- [Your objective]: Using the entries below, return word for word the lines from the one containing "OCR this image." up to and including the last.

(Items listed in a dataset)
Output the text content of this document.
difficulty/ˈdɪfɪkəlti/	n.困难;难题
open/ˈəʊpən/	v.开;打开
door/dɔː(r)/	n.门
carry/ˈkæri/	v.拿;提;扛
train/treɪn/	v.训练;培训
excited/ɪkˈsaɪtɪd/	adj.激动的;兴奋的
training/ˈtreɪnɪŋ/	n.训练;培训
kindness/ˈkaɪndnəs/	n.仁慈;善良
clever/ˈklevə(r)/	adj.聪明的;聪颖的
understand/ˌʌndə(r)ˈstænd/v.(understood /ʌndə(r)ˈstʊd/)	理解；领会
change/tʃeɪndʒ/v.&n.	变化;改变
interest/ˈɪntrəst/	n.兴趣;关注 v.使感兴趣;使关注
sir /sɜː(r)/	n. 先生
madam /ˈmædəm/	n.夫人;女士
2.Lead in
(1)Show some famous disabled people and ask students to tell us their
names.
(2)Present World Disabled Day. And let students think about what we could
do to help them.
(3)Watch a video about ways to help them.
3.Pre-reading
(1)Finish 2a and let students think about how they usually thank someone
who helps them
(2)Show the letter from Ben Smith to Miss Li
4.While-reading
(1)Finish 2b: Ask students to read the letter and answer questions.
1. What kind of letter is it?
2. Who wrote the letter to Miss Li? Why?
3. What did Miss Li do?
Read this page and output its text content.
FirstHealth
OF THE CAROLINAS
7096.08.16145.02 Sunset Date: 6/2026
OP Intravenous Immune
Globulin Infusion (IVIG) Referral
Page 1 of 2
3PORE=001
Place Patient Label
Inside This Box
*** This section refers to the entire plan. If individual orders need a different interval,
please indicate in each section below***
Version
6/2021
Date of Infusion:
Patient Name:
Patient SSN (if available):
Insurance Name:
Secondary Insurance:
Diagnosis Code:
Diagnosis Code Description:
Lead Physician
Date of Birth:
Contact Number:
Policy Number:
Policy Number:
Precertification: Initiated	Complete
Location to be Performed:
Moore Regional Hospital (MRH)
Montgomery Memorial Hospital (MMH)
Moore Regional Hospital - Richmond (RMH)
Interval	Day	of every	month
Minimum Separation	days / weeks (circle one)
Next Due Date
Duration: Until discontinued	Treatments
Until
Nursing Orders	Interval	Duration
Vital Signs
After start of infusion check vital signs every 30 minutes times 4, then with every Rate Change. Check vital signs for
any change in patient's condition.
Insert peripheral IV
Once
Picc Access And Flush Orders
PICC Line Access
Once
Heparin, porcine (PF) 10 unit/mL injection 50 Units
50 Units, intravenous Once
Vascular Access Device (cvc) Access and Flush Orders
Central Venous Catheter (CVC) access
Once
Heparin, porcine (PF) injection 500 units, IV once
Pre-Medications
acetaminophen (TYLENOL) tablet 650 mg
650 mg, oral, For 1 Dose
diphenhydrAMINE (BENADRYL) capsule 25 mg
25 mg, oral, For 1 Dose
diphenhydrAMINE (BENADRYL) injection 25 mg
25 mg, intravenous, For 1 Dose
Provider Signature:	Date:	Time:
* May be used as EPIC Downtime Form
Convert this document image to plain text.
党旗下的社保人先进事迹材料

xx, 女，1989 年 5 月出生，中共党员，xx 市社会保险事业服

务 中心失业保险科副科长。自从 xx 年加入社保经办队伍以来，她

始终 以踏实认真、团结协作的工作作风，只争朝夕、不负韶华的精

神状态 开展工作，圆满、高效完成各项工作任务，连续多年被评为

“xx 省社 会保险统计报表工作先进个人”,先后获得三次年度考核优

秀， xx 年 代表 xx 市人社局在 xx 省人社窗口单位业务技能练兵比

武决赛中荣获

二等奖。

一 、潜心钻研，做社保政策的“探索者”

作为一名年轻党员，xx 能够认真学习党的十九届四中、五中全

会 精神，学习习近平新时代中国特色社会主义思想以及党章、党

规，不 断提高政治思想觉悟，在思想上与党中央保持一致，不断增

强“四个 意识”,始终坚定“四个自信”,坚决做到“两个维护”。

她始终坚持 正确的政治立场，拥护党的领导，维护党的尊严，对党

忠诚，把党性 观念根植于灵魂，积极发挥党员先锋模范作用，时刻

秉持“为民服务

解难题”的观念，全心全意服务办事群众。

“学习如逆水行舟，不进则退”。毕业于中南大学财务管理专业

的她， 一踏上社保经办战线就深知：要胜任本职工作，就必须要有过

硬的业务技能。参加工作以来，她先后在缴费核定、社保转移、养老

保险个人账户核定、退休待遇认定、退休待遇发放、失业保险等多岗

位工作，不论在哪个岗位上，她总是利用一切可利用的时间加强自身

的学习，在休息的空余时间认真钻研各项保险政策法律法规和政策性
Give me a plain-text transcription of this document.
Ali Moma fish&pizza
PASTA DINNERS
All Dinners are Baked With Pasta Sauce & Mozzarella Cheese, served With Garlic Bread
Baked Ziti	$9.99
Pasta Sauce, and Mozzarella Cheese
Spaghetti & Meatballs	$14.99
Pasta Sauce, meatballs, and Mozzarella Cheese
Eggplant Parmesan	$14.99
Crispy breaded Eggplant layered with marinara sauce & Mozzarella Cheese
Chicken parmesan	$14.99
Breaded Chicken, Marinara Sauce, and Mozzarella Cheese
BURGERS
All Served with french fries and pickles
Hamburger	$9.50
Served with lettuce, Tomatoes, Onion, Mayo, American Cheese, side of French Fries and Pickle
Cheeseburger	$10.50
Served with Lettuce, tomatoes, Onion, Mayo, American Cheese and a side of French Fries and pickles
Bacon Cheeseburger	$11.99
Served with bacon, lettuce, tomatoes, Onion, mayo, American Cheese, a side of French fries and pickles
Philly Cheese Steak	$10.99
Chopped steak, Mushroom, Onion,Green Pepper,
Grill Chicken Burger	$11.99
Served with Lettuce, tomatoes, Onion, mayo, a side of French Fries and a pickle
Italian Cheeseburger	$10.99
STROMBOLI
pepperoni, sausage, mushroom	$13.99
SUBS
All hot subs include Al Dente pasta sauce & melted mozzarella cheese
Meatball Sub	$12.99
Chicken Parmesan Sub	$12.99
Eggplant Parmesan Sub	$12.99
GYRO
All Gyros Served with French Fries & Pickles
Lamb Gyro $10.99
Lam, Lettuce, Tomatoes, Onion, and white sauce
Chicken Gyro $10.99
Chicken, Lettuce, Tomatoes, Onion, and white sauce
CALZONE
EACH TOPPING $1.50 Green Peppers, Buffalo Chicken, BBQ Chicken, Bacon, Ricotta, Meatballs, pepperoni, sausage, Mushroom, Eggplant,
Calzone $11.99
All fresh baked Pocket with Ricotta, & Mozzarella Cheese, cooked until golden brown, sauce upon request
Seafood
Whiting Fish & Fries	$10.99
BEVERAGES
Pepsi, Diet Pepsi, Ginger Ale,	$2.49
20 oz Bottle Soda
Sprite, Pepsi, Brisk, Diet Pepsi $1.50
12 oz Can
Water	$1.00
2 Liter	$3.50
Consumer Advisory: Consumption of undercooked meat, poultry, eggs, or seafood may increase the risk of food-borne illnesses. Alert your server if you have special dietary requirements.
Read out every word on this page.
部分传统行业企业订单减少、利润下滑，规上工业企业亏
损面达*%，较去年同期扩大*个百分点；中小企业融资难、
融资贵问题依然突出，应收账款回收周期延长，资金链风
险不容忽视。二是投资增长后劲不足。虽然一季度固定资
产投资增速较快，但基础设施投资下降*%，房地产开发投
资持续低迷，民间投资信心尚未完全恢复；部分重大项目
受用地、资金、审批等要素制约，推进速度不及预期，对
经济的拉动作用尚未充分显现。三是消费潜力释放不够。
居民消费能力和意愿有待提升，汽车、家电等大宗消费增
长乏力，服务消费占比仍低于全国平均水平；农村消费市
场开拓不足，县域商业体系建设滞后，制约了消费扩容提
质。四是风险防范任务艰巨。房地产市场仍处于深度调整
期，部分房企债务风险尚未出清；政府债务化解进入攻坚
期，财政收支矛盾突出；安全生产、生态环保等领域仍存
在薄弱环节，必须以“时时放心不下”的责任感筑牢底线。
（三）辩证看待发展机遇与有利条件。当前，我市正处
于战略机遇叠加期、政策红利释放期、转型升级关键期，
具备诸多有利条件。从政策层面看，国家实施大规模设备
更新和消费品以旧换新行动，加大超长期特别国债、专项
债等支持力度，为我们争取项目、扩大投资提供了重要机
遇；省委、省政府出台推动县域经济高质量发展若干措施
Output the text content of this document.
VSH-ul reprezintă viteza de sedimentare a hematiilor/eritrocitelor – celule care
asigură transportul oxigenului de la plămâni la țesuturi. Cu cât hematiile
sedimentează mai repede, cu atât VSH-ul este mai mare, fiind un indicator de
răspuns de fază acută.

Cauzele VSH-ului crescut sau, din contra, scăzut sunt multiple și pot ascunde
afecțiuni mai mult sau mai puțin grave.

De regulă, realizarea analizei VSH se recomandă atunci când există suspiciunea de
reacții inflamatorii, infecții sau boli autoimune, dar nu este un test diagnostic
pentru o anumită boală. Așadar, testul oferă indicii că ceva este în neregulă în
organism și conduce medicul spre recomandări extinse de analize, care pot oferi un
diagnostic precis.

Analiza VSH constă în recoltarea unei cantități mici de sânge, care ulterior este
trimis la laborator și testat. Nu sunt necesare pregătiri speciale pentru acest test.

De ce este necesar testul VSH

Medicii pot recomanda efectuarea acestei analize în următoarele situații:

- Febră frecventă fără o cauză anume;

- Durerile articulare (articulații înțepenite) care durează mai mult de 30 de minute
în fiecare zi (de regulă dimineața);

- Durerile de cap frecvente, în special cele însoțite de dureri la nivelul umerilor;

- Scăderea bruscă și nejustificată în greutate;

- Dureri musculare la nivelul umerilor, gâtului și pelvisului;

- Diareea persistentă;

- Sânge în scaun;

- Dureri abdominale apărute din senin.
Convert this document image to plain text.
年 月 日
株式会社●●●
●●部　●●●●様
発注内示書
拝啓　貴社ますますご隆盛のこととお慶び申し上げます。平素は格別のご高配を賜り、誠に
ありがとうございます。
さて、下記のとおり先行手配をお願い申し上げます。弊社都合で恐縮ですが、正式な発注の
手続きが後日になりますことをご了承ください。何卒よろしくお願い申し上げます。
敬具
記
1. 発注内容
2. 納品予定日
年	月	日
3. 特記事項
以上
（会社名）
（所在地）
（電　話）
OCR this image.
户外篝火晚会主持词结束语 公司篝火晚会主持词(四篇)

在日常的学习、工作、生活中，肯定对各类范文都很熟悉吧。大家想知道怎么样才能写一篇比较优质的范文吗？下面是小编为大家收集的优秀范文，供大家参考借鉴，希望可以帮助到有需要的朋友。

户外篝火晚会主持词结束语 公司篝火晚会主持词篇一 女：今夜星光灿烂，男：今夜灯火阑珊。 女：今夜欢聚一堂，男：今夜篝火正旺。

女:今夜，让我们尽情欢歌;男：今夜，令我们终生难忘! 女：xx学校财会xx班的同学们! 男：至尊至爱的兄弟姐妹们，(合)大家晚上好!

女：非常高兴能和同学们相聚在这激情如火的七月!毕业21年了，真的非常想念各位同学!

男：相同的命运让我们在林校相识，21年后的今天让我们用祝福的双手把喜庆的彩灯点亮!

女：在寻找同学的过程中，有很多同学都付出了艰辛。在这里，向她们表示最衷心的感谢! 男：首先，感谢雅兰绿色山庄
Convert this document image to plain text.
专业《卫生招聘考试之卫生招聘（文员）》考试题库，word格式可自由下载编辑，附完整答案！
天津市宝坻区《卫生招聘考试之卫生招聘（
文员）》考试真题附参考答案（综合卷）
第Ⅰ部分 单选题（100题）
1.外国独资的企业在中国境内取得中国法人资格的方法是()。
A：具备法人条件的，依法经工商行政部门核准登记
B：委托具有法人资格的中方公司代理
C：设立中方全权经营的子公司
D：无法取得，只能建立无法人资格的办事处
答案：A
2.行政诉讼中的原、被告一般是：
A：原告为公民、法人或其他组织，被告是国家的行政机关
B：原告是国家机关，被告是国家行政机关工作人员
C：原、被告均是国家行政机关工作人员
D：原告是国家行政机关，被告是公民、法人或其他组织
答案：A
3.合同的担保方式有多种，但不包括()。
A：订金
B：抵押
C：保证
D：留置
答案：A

- [Exercise answer]:
OCR this image.
户外篝火晚会主持词结束语 公司篝火晚会主持词(四篇)

在日常的学习、工作、生活中，肯定对各类范文都很熟悉吧。大家想知道怎么样才能写一篇比较优质的范文吗？下面是小编为大家收集的优秀范文，供大家参考借鉴，希望可以帮助到有需要的朋友。

户外篝火晚会主持词结束语 公司篝火晚会主持词篇一 女：今夜星光灿烂，男：今夜灯火阑珊。 女：今夜欢聚一堂，男：今夜篝火正旺。

女:今夜，让我们尽情欢歌;男：今夜，令我们终生难忘! 女：xx学校财会xx班的同学们! 男：至尊至爱的兄弟姐妹们，(合)大家晚上好!

女：非常高兴能和同学们相聚在这激情如火的七月!毕业21年了，真的非常想念各位同学!

男：相同的命运让我们在林校相识，21年后的今天让我们用祝福的双手把喜庆的彩灯点亮!

女：在寻找同学的过程中，有很多同学都付出了艰辛。在这里，向她们表示最衷心的感谢! 男：首先，感谢雅兰绿色山庄
Convert this document image to plain text.
专业《卫生招聘考试之卫生招聘（文员）》考试题库，word格式可自由下载编辑，附完整答案！
天津市宝坻区《卫生招聘考试之卫生招聘（
文员）》考试真题附参考答案（综合卷）
第Ⅰ部分 单选题（100题）
1.外国独资的企业在中国境内取得中国法人资格的方法是()。
A：具备法人条件的，依法经工商行政部门核准登记
B：委托具有法人资格的中方公司代理
C：设立中方全权经营的子公司
D：无法取得，只能建立无法人资格的办事处
答案：A
2.行政诉讼中的原、被告一般是：
A：原告为公民、法人或其他组织，被告是国家的行政机关
B：原告是国家机关，被告是国家行政机关工作人员
C：原、被告均是国家行政机关工作人员
D：原告是国家行政机关，被告是公民、法人或其他组织
答案：A
3.合同的担保方式有多种，但不包括()。
A：订金
B：抵押
C：保证
D：留置
答案：A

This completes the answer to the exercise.